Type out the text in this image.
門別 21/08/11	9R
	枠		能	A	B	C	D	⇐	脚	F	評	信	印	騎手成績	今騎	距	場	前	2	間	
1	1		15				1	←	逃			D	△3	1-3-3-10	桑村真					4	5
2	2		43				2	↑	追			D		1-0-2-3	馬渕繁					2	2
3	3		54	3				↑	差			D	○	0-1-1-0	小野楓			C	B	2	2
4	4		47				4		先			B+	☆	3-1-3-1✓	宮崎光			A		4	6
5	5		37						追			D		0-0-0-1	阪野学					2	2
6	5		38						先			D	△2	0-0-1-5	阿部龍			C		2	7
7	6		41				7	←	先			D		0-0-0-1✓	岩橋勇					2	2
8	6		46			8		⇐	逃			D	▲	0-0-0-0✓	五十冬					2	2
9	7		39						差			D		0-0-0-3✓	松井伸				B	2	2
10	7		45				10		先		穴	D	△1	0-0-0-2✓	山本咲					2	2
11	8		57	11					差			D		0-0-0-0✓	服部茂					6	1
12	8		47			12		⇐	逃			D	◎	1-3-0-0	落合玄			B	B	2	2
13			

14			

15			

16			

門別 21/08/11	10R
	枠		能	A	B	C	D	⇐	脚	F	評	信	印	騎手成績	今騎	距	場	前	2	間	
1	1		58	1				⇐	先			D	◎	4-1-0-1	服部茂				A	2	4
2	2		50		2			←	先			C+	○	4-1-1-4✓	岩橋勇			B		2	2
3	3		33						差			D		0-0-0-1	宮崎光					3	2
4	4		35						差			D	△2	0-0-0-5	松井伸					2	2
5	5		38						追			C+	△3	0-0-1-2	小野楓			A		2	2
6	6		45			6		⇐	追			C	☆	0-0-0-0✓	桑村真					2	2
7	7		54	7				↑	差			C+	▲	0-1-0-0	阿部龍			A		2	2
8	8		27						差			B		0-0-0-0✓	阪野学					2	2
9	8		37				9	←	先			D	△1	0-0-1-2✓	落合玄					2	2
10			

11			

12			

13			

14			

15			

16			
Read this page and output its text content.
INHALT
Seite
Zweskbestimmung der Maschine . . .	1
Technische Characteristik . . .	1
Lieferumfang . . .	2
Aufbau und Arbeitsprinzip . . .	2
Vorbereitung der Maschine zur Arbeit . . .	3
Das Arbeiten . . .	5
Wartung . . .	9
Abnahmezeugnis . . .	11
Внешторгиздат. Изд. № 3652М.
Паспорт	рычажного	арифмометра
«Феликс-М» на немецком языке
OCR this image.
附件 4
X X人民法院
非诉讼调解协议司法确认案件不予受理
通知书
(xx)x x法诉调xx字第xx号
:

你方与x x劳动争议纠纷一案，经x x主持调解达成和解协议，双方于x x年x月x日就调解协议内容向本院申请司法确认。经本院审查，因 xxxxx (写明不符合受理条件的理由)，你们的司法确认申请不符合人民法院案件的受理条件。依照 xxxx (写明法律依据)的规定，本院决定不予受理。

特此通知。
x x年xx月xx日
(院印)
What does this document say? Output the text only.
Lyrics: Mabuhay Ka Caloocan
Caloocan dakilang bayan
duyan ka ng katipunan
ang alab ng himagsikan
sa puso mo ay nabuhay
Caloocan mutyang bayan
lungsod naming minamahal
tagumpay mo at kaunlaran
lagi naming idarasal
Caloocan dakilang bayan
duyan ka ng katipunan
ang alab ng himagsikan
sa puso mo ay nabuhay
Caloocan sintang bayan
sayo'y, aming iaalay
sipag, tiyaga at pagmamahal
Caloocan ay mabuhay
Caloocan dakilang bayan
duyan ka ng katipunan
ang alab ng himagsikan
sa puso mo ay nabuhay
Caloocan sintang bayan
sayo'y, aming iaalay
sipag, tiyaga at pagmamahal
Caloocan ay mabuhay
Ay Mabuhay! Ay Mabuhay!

## STATED EXERCISE:
Please output the complete data exactly.

## SOLUTION TO THIS EXERCISE:
Type out the text in this image.
門別 21/08/11	9R
	枠		能	A	B	C	D	⇐	脚	F	評	信	印	騎手成績	今騎	距	場	前	2	間	
1	1		15				1	←	逃			D	△3	1-3-3-10	桑村真					4	5
2	2		43				2	↑	追			D		1-0-2-3	馬渕繁					2	2
3	3		54	3				↑	差			D	○	0-1-1-0	小野楓			C	B	2	2
4	4		47				4		先			B+	☆	3-1-3-1✓	宮崎光			A		4	6
5	5		37						追			D		0-0-0-1	阪野学					2	2
6	5		38						先			D	△2	0-0-1-5	阿部龍			C		2	7
7	6		41				7	←	先			D		0-0-0-1✓	岩橋勇					2	2
8	6		46			8		⇐	逃			D	▲	0-0-0-0✓	五十冬					2	2
9	7		39						差			D		0-0-0-3✓	松井伸				B	2	2
10	7		45				10		先		穴	D	△1	0-0-0-2✓	山本咲					2	2
11	8		57	11					差			D		0-0-0-0✓	服部茂					6	1
12	8		47			12		⇐	逃			D	◎	1-3-0-0	落合玄			B	B	2	2
13			

14			

15			

16			

門別 21/08/11	10R
	枠		能	A	B	C	D	⇐	脚	F	評	信	印	騎手成績	今騎	距	場	前	2	間	
1	1		58	1				⇐	先			D	◎	4-1-0-1	服部茂				A	2	4
2	2		50		2			←	先			C+	○	4-1-1-4✓	岩橋勇			B		2	2
3	3		33						差			D		0-0-0-1	宮崎光					3	2
4	4		35						差			D	△2	0-0-0-5	松井伸					2	2
5	5		38						追			C+	△3	0-0-1-2	小野楓			A		2	2
6	6		45			6		⇐	追			C	☆	0-0-0-0✓	桑村真					2	2
7	7		54	7				↑	差			C+	▲	0-1-0-0	阿部龍			A		2	2
8	8		27						差			B		0-0-0-0✓	阪野学					2	2
9	8		37				9	←	先			D	△1	0-0-1-2✓	落合玄					2	2
10			

11			

12			

13			

14			

15			

16			
Read this page and output its text content.
INHALT
Seite
Zweskbestimmung der Maschine . . .	1
Technische Characteristik . . .	1
Lieferumfang . . .	2
Aufbau und Arbeitsprinzip . . .	2
Vorbereitung der Maschine zur Arbeit . . .	3
Das Arbeiten . . .	5
Wartung . . .	9
Abnahmezeugnis . . .	11
Внешторгиздат. Изд. № 3652М.
Паспорт	рычажного	арифмометра
«Феликс-М» на немецком языке
OCR this image.
附件 4
X X人民法院
非诉讼调解协议司法确认案件不予受理
通知书
(xx)x x法诉调xx字第xx号
:

你方与x x劳动争议纠纷一案，经x x主持调解达成和解协议，双方于x x年x月x日就调解协议内容向本院申请司法确认。经本院审查，因 xxxxx (写明不符合受理条件的理由)，你们的司法确认申请不符合人民法院案件的受理条件。依照 xxxx (写明法律依据)的规定，本院决定不予受理。

特此通知。
x x年xx月xx日
(院印)
What does this document say? Output the text only.
Lyrics: Mabuhay Ka Caloocan
Caloocan dakilang bayan
duyan ka ng katipunan
ang alab ng himagsikan
sa puso mo ay nabuhay
Caloocan mutyang bayan
lungsod naming minamahal
tagumpay mo at kaunlaran
lagi naming idarasal
Caloocan dakilang bayan
duyan ka ng katipunan
ang alab ng himagsikan
sa puso mo ay nabuhay
Caloocan sintang bayan
sayo'y, aming iaalay
sipag, tiyaga at pagmamahal
Caloocan ay mabuhay
Caloocan dakilang bayan
duyan ka ng katipunan
ang alab ng himagsikan
sa puso mo ay nabuhay
Caloocan sintang bayan
sayo'y, aming iaalay
sipag, tiyaga at pagmamahal
Caloocan ay mabuhay
Ay Mabuhay! Ay Mabuhay!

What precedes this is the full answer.